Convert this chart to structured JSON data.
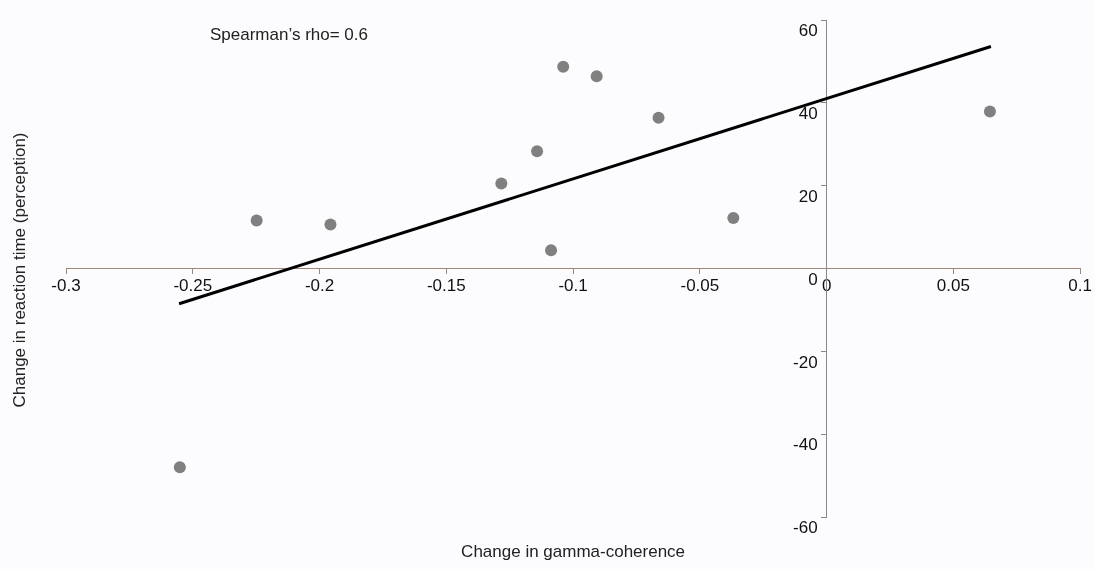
{
  "chart_data": {
    "type": "scatter",
    "xlabel": "Change in gamma-coherence",
    "ylabel": "Change in reaction time (perception)",
    "annotations": [
      "Spearman’s rho= 0.6"
    ],
    "xlim": [
      -0.3,
      0.1
    ],
    "ylim": [
      -60,
      60
    ],
    "xticks": [
      -0.3,
      -0.25,
      -0.2,
      -0.15,
      -0.1,
      -0.05,
      0,
      0.05,
      0.1
    ],
    "yticks": [
      -60,
      -40,
      -20,
      0,
      20,
      40,
      60
    ],
    "grid": false,
    "legend": false,
    "marker": "circle",
    "series": [
      {
        "color": "#808080",
        "x": [
          -0.2551,
          -0.2248,
          -0.1957,
          -0.1283,
          -0.1142,
          -0.1087,
          -0.1039,
          -0.0907,
          -0.0663,
          -0.0368,
          0.0644
        ],
        "values": [
          -48.0,
          11.6,
          10.6,
          20.5,
          28.3,
          4.4,
          48.7,
          46.4,
          36.4,
          12.2,
          37.9
        ]
      },
      {
        "type": "line",
        "color": "#000000",
        "marker": "none",
        "line_style": "solid",
        "x": [
          -0.2554,
          0.0648
        ],
        "values": [
          -8.5,
          53.6
        ]
      }
    ]
  }
}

═══

**OBJECTIVE**: All of the material above needs to be restated exactly, with no pictures.

**COMPLETE ANSWER**:
Convert this chart to structured JSON data.
{
  "chart_data": {
    "type": "scatter",
    "xlabel": "Change in gamma-coherence",
    "ylabel": "Change in reaction time (perception)",
    "annotations": [
      "Spearman’s rho= 0.6"
    ],
    "xlim": [
      -0.3,
      0.1
    ],
    "ylim": [
      -60,
      60
    ],
    "xticks": [
      -0.3,
      -0.25,
      -0.2,
      -0.15,
      -0.1,
      -0.05,
      0,
      0.05,
      0.1
    ],
    "yticks": [
      -60,
      -40,
      -20,
      0,
      20,
      40,
      60
    ],
    "grid": false,
    "legend": false,
    "marker": "circle",
    "series": [
      {
        "color": "#808080",
        "x": [
          -0.2551,
          -0.2248,
          -0.1957,
          -0.1283,
          -0.1142,
          -0.1087,
          -0.1039,
          -0.0907,
          -0.0663,
          -0.0368,
          0.0644
        ],
        "values": [
          -48.0,
          11.6,
          10.6,
          20.5,
          28.3,
          4.4,
          48.7,
          46.4,
          36.4,
          12.2,
          37.9
        ]
      },
      {
        "type": "line",
        "color": "#000000",
        "marker": "none",
        "line_style": "solid",
        "x": [
          -0.2554,
          0.0648
        ],
        "values": [
          -8.5,
          53.6
        ]
      }
    ]
  }
}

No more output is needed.